■ **Challenge**: Which lines hold the word "suite"? Show each of them.

########

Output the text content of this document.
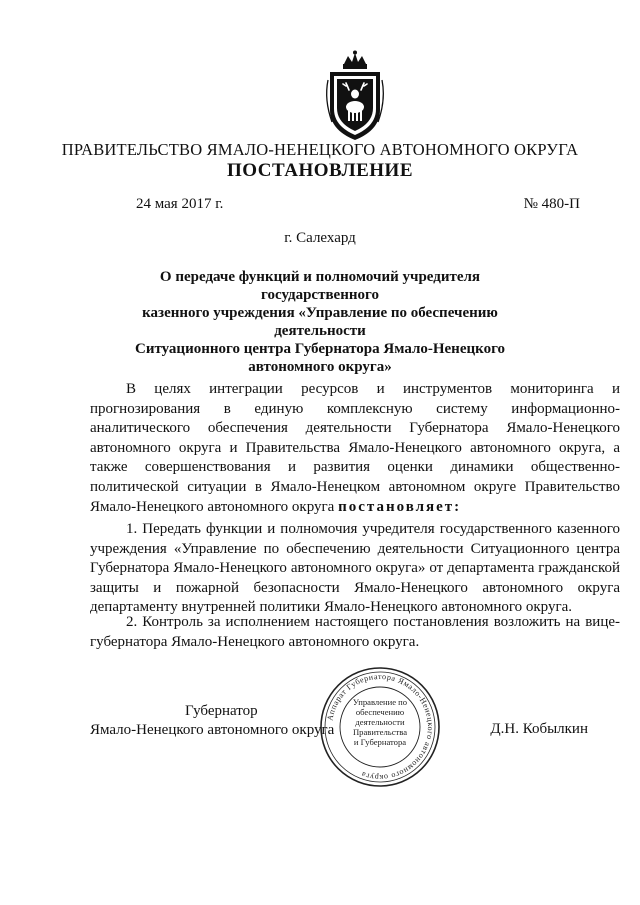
ПРАВИТЕЛЬСТВО ЯМАЛО-НЕНЕЦКОГО АВТОНОМНОГО ОКРУГА
ПОСТАНОВЛЕНИЕ
24 мая 2017 г.	№ 480-П
г. Салехард
О передаче функций и полномочий учредителя государственного
казенного учреждения «Управление по обеспечению деятельности
Ситуационного центра Губернатора Ямало-Ненецкого
автономного округа»
В целях интеграции ресурсов и инструментов мониторинга и прогнозирования в единую комплексную систему информационно-аналитического обеспечения деятельности Губернатора Ямало-Ненецкого автономного округа и Правительства Ямало-Ненецкого автономного округа, а также совершенствования и развития оценки динамики общественно-политической ситуации в Ямало-Ненецком автономном округе Правительство Ямало-Ненецкого автономного округа постановляет:
1. Передать функции и полномочия учредителя государственного казенного учреждения «Управление по обеспечению деятельности Ситуационного центра Губернатора Ямало-Ненецкого автономного округа» от департамента гражданской защиты и пожарной безопасности Ямало-Ненецкого автономного округа департаменту внутренней политики Ямало-Ненецкого автономного округа.
2. Контроль за исполнением настоящего постановления возложить на вице-губернатора Ямало-Ненецкого автономного округа.
Губернатор
Ямало-Ненецкого автономного округа	Д.Н. Кобылкин
Аппарат Губернатора Ямало-Ненецкого автономного округа
Управление по
обеспечению
деятельности
Правительства
и Губернатора
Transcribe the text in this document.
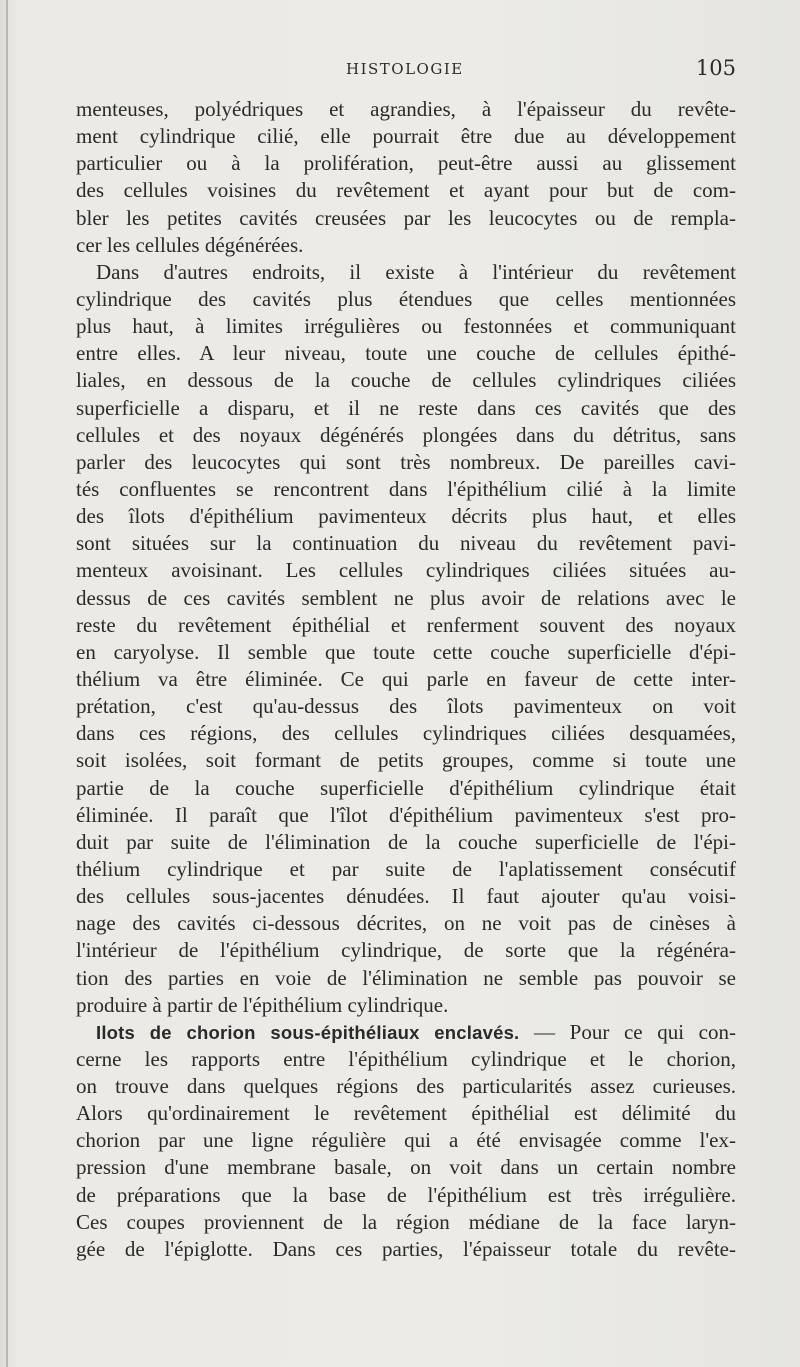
HISTOLOGIE	105
menteuses, polyédriques et agrandies, à l'épaisseur du revête-
ment cylindrique cilié, elle pourrait être due au développement
particulier ou à la prolifération, peut-être aussi au glissement
des cellules voisines du revêtement et ayant pour but de com-
bler les petites cavités creusées par les leucocytes ou de rempla-
cer les cellules dégénérées.
Dans d'autres endroits, il existe à l'intérieur du revêtement
cylindrique des cavités plus étendues que celles mentionnées
plus haut, à limites irrégulières ou festonnées et communiquant
entre elles. A leur niveau, toute une couche de cellules épithé-
liales, en dessous de la couche de cellules cylindriques ciliées
superficielle a disparu, et il ne reste dans ces cavités que des
cellules et des noyaux dégénérés plongées dans du détritus, sans
parler des leucocytes qui sont très nombreux. De pareilles cavi-
tés confluentes se rencontrent dans l'épithélium cilié à la limite
des îlots d'épithélium pavimenteux décrits plus haut, et elles
sont situées sur la continuation du niveau du revêtement pavi-
menteux avoisinant. Les cellules cylindriques ciliées situées au-
dessus de ces cavités semblent ne plus avoir de relations avec le
reste du revêtement épithélial et renferment souvent des noyaux
en caryolyse. Il semble que toute cette couche superficielle d'épi-
thélium va être éliminée. Ce qui parle en faveur de cette inter-
prétation, c'est qu'au-dessus des îlots pavimenteux on voit
dans ces régions, des cellules cylindriques ciliées desquamées,
soit isolées, soit formant de petits groupes, comme si toute une
partie de la couche superficielle d'épithélium cylindrique était
éliminée. Il paraît que l'îlot d'épithélium pavimenteux s'est pro-
duit par suite de l'élimination de la couche superficielle de l'épi-
thélium cylindrique et par suite de l'aplatissement consécutif
des cellules sous-jacentes dénudées. Il faut ajouter qu'au voisi-
nage des cavités ci-dessous décrites, on ne voit pas de cinèses à
l'intérieur de l'épithélium cylindrique, de sorte que la régénéra-
tion des parties en voie de l'élimination ne semble pas pouvoir se
produire à partir de l'épithélium cylindrique.
Ilots de chorion sous-épithéliaux enclavés. — Pour ce qui con-
cerne les rapports entre l'épithélium cylindrique et le chorion,
on trouve dans quelques régions des particularités assez curieuses.
Alors qu'ordinairement le revêtement épithélial est délimité du
chorion par une ligne régulière qui a été envisagée comme l'ex-
pression d'une membrane basale, on voit dans un certain nombre
de préparations que la base de l'épithélium est très irrégulière.
Ces coupes proviennent de la région médiane de la face laryn-
gée de l'épiglotte. Dans ces parties, l'épaisseur totale du revête-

########

■ **The output**:
duit par suite de l'élimination de la couche superficielle de l'épi-
thélium cylindrique et par suite de l'aplatissement consécutif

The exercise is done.